Exercise aim. Find the number of lines below in which the word "events" appears, and write that number only.

Dataset entries on figures.

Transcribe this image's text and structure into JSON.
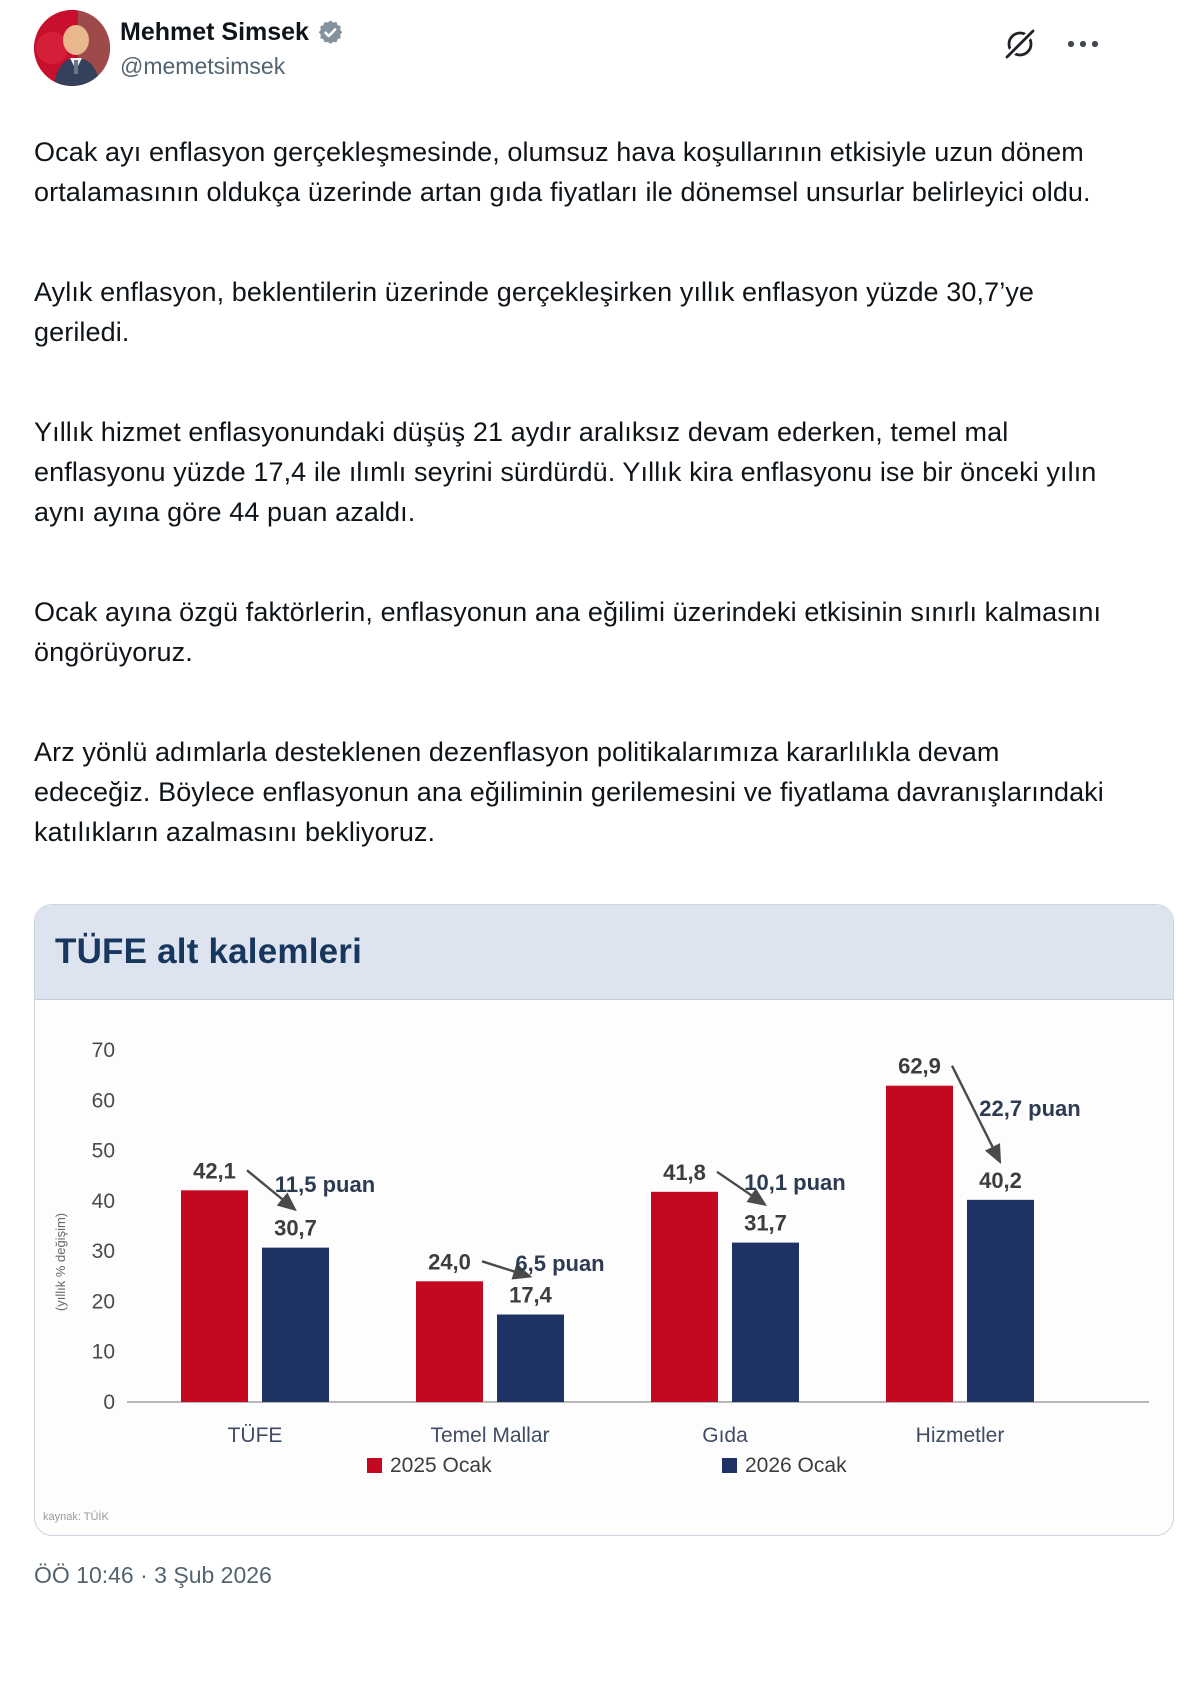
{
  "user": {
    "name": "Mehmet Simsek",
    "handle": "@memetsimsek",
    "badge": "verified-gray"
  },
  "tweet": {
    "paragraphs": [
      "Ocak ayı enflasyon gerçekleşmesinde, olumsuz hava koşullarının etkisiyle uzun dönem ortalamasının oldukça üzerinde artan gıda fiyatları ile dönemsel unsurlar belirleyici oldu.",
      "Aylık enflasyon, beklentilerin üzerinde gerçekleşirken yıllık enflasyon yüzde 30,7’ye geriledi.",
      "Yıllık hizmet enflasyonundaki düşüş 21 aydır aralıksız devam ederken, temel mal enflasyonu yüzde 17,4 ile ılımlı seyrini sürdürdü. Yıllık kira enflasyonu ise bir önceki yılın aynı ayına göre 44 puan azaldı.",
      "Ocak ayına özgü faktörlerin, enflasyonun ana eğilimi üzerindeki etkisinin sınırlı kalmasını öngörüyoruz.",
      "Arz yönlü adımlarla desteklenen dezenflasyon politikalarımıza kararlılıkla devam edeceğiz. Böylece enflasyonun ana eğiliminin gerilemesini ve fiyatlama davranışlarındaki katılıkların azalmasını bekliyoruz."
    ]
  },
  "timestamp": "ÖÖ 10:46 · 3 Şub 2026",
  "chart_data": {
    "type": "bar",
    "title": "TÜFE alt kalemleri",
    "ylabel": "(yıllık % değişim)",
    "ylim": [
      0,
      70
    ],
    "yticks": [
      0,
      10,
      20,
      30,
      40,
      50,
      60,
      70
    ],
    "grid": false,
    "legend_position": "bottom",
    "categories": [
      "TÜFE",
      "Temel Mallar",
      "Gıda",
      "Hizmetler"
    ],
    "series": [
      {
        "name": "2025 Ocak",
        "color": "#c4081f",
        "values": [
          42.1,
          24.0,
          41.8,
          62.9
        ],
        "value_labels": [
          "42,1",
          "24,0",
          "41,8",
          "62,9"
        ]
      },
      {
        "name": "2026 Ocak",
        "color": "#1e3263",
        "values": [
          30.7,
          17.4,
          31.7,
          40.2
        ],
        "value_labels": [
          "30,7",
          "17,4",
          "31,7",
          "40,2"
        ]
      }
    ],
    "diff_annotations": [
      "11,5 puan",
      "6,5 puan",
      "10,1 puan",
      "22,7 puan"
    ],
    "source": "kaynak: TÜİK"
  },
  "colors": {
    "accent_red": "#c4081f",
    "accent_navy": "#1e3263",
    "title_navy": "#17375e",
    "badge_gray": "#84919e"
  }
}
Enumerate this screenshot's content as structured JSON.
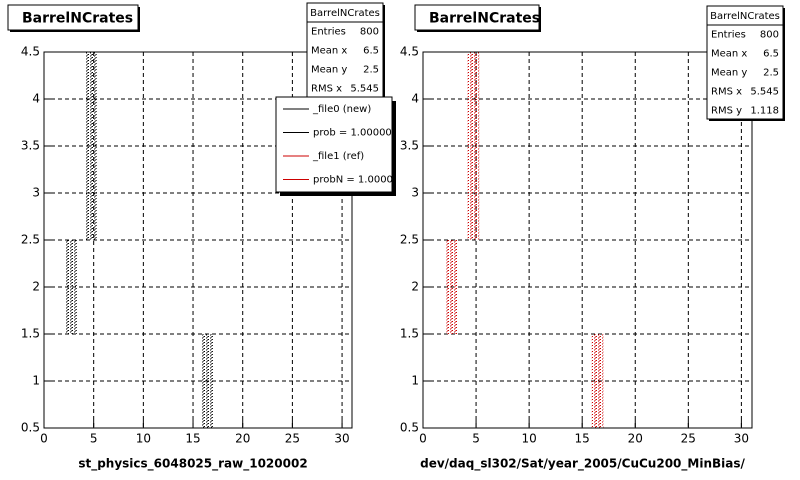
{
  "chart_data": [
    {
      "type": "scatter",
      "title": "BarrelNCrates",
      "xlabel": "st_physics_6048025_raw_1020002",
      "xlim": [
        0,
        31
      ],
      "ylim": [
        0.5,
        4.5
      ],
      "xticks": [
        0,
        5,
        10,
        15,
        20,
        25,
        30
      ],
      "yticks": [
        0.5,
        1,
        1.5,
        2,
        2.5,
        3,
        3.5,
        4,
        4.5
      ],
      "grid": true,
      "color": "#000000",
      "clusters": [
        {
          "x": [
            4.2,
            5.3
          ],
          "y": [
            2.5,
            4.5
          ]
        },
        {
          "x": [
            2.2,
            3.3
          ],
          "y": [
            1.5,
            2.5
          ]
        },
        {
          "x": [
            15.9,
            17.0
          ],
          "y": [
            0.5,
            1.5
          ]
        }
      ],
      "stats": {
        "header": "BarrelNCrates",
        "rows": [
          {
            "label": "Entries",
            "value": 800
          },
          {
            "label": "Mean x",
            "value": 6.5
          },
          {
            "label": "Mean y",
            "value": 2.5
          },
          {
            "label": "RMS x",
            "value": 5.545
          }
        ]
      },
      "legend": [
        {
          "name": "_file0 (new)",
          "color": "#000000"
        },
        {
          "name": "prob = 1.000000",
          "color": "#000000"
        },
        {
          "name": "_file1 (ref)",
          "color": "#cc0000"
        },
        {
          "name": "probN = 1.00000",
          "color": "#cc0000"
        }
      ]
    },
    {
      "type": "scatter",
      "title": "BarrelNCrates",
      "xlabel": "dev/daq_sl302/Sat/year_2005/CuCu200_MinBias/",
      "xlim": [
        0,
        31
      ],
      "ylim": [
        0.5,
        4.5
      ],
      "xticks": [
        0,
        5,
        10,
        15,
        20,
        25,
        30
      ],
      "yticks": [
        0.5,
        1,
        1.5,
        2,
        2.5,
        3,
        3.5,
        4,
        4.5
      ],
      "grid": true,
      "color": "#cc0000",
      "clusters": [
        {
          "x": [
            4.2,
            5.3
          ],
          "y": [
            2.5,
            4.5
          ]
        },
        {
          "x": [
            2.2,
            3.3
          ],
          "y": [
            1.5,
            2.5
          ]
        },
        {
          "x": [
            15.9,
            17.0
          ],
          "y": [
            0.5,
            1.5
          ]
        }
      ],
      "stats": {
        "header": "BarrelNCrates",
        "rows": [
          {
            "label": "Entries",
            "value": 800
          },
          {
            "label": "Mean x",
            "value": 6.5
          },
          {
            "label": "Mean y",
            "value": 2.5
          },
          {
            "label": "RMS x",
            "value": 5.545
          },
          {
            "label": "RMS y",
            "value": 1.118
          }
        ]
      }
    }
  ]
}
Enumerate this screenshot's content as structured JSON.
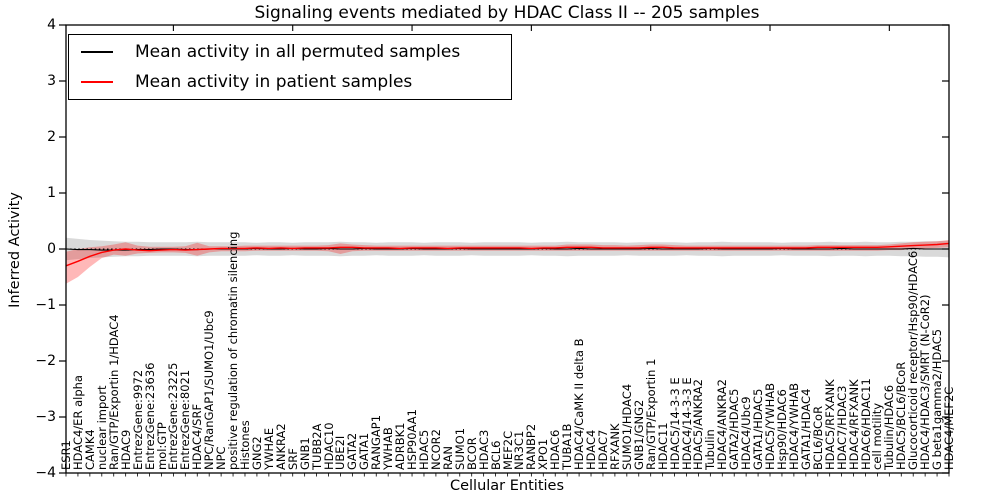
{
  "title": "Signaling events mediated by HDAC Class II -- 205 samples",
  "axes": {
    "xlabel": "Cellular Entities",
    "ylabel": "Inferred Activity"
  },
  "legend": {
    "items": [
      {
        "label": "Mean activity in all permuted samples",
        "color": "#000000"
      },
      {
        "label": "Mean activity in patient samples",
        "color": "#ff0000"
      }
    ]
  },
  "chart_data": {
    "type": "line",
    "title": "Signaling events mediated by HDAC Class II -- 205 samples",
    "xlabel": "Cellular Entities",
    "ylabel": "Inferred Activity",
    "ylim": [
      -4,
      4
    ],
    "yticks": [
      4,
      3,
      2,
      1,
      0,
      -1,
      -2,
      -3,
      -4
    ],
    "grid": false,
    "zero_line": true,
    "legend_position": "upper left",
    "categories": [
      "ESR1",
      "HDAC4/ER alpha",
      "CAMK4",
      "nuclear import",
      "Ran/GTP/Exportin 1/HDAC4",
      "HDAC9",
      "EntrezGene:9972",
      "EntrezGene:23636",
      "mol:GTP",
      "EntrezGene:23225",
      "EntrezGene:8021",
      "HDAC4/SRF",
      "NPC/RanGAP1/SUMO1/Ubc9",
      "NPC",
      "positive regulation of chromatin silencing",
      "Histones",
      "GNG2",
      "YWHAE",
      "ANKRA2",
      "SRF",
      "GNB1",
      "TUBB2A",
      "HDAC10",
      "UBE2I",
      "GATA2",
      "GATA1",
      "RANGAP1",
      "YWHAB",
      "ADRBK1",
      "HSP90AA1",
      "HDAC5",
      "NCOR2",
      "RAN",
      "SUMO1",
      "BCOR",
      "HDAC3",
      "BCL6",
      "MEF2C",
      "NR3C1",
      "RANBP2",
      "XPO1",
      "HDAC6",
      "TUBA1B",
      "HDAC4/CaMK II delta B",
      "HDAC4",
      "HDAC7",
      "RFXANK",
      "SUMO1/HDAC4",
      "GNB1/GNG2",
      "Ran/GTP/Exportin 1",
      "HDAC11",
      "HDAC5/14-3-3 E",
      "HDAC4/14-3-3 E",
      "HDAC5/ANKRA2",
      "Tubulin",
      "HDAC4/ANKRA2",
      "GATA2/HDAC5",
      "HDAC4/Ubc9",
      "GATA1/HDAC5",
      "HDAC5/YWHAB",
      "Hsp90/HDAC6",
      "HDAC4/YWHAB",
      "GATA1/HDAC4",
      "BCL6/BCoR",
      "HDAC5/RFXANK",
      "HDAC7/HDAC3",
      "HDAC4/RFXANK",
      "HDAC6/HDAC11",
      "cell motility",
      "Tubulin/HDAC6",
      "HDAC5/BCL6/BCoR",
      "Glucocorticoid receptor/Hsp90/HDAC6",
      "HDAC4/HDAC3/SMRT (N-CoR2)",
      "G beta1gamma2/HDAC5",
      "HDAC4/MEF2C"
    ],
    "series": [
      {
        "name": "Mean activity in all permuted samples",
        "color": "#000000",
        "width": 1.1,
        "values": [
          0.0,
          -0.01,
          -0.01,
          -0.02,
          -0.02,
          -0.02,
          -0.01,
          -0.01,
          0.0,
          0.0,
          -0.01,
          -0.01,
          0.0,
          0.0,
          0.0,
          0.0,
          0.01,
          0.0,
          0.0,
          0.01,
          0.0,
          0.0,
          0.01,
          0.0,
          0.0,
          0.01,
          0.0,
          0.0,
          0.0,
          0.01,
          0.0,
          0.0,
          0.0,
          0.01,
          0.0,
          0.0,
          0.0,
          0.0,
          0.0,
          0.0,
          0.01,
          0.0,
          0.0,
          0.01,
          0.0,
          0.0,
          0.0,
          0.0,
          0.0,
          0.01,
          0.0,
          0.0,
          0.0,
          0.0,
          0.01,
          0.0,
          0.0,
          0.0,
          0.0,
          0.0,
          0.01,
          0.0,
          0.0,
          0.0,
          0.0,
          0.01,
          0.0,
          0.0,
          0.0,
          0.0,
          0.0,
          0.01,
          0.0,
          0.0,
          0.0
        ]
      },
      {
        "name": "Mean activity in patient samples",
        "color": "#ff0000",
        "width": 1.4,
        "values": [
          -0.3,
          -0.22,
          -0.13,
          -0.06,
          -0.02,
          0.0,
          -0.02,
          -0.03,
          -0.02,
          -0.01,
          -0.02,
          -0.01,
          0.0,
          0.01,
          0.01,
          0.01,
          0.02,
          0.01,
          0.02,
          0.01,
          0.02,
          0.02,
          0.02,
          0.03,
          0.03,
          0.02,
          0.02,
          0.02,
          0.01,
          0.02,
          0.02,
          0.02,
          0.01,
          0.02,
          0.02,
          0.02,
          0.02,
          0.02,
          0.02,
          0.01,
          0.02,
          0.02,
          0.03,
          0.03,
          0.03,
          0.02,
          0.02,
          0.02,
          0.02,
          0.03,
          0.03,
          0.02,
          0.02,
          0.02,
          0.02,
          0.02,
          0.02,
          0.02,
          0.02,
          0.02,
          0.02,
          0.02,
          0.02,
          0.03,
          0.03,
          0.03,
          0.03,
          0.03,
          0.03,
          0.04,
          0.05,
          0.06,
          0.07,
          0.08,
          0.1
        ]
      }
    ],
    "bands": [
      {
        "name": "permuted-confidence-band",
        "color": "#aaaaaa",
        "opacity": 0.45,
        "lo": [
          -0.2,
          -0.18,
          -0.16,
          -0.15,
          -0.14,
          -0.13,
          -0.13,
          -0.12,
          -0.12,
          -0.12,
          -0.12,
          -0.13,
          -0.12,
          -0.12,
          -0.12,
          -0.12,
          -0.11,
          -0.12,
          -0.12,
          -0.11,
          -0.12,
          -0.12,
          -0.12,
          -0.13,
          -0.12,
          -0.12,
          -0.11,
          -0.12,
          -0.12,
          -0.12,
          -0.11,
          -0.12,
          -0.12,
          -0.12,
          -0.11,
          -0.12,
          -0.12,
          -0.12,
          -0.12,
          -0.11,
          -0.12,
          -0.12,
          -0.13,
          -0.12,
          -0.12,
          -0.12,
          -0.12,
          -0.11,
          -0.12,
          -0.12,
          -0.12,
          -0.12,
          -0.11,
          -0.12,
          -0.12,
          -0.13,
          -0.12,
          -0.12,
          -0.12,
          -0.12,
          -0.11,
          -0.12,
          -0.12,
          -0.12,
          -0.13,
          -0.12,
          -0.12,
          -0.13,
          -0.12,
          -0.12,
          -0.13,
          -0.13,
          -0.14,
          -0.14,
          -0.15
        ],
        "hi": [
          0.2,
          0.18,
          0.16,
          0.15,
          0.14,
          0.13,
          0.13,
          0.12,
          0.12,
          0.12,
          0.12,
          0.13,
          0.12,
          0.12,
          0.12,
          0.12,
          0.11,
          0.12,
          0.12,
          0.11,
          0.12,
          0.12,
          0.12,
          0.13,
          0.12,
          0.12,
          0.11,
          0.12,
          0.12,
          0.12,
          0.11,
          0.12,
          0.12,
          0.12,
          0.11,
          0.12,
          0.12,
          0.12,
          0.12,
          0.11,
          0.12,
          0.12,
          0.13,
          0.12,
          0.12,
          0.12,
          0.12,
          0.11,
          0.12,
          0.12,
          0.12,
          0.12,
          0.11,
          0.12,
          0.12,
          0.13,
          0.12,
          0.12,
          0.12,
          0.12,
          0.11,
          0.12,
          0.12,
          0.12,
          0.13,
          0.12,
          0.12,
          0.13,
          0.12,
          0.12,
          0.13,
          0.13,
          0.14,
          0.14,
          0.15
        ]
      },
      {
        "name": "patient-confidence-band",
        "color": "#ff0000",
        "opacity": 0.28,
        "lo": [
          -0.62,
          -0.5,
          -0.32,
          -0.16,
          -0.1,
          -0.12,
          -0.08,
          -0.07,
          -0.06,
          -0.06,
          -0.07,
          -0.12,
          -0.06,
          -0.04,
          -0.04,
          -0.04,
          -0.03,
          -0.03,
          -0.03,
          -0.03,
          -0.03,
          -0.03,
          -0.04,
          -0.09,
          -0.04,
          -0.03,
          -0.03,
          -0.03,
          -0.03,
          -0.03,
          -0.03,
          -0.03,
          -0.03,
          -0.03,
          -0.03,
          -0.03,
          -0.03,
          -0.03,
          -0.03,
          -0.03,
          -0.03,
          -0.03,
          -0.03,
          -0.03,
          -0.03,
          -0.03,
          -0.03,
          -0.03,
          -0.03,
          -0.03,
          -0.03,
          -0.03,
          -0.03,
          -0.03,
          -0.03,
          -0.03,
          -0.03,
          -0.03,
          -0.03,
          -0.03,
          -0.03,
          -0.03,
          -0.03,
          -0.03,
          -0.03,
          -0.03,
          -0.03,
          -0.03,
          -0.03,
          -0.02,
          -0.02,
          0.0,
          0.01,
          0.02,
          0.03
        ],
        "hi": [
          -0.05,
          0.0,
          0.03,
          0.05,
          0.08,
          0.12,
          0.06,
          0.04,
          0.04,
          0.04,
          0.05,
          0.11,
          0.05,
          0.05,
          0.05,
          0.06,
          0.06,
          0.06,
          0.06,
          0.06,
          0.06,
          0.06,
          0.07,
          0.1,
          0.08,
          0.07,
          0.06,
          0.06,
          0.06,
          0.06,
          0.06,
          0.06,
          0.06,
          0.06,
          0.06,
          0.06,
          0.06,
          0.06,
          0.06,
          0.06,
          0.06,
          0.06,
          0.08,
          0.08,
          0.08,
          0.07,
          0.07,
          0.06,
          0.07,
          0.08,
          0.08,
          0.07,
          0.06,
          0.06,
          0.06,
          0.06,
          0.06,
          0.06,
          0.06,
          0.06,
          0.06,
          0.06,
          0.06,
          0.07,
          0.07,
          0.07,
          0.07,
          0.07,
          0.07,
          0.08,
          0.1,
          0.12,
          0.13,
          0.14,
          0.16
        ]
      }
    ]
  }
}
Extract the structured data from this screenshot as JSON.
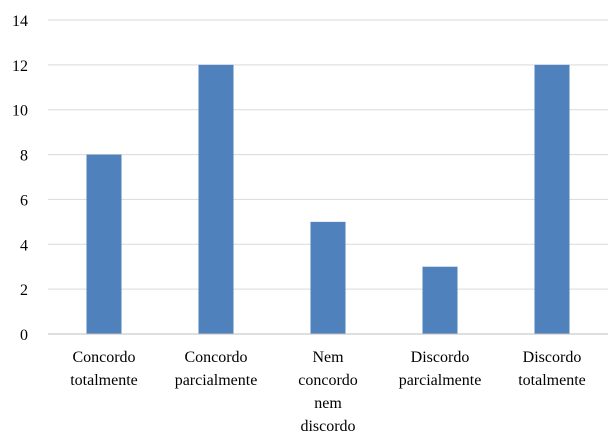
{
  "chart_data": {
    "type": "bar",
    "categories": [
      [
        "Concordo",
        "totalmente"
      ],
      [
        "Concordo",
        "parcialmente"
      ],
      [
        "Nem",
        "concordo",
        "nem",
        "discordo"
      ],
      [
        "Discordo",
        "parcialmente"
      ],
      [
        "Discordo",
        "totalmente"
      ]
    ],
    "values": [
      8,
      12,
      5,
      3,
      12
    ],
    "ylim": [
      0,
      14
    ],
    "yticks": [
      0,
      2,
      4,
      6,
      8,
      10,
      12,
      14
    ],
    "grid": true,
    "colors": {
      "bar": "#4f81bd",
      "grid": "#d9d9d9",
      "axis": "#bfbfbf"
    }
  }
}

Response for this exercise. 2